Would you return the complete listing below word for word?

--- Begin STORED DATA ---

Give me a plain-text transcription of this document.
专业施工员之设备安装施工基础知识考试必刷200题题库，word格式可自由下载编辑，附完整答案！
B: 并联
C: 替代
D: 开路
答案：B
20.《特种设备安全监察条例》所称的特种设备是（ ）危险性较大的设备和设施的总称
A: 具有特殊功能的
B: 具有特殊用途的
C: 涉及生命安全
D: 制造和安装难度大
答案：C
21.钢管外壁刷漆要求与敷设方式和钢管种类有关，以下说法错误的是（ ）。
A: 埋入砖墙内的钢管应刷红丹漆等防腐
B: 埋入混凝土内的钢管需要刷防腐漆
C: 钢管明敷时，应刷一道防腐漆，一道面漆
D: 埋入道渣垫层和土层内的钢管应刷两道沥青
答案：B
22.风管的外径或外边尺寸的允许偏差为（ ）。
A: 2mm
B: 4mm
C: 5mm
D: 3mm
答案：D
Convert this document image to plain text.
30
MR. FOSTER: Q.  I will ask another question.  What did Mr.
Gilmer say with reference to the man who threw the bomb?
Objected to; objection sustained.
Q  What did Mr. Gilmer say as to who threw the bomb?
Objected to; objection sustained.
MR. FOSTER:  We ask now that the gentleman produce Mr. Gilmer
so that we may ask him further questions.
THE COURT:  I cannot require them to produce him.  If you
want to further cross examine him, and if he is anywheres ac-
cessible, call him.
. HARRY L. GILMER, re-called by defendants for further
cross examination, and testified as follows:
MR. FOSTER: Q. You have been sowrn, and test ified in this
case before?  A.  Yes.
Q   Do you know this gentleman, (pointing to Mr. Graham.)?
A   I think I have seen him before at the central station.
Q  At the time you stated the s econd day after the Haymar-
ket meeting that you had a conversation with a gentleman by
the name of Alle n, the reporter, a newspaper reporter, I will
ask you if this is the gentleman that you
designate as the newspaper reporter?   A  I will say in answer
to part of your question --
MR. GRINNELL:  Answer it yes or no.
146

--- End STORED DATA ---

ANSWER TO THIS TASK:
Give me a plain-text transcription of this document.
专业施工员之设备安装施工基础知识考试必刷200题题库，word格式可自由下载编辑，附完整答案！
B: 并联
C: 替代
D: 开路
答案：B
20.《特种设备安全监察条例》所称的特种设备是（ ）危险性较大的设备和设施的总称
A: 具有特殊功能的
B: 具有特殊用途的
C: 涉及生命安全
D: 制造和安装难度大
答案：C
21.钢管外壁刷漆要求与敷设方式和钢管种类有关，以下说法错误的是（ ）。
A: 埋入砖墙内的钢管应刷红丹漆等防腐
B: 埋入混凝土内的钢管需要刷防腐漆
C: 钢管明敷时，应刷一道防腐漆，一道面漆
D: 埋入道渣垫层和土层内的钢管应刷两道沥青
答案：B
22.风管的外径或外边尺寸的允许偏差为（ ）。
A: 2mm
B: 4mm
C: 5mm
D: 3mm
答案：D
Convert this document image to plain text.
30
MR. FOSTER: Q.  I will ask another question.  What did Mr.
Gilmer say with reference to the man who threw the bomb?
Objected to; objection sustained.
Q  What did Mr. Gilmer say as to who threw the bomb?
Objected to; objection sustained.
MR. FOSTER:  We ask now that the gentleman produce Mr. Gilmer
so that we may ask him further questions.
THE COURT:  I cannot require them to produce him.  If you
want to further cross examine him, and if he is anywheres ac-
cessible, call him.
. HARRY L. GILMER, re-called by defendants for further
cross examination, and testified as follows:
MR. FOSTER: Q. You have been sowrn, and test ified in this
case before?  A.  Yes.
Q   Do you know this gentleman, (pointing to Mr. Graham.)?
A   I think I have seen him before at the central station.
Q  At the time you stated the s econd day after the Haymar-
ket meeting that you had a conversation with a gentleman by
the name of Alle n, the reporter, a newspaper reporter, I will
ask you if this is the gentleman that you
designate as the newspaper reporter?   A  I will say in answer
to part of your question --
MR. GRINNELL:  Answer it yes or no.
146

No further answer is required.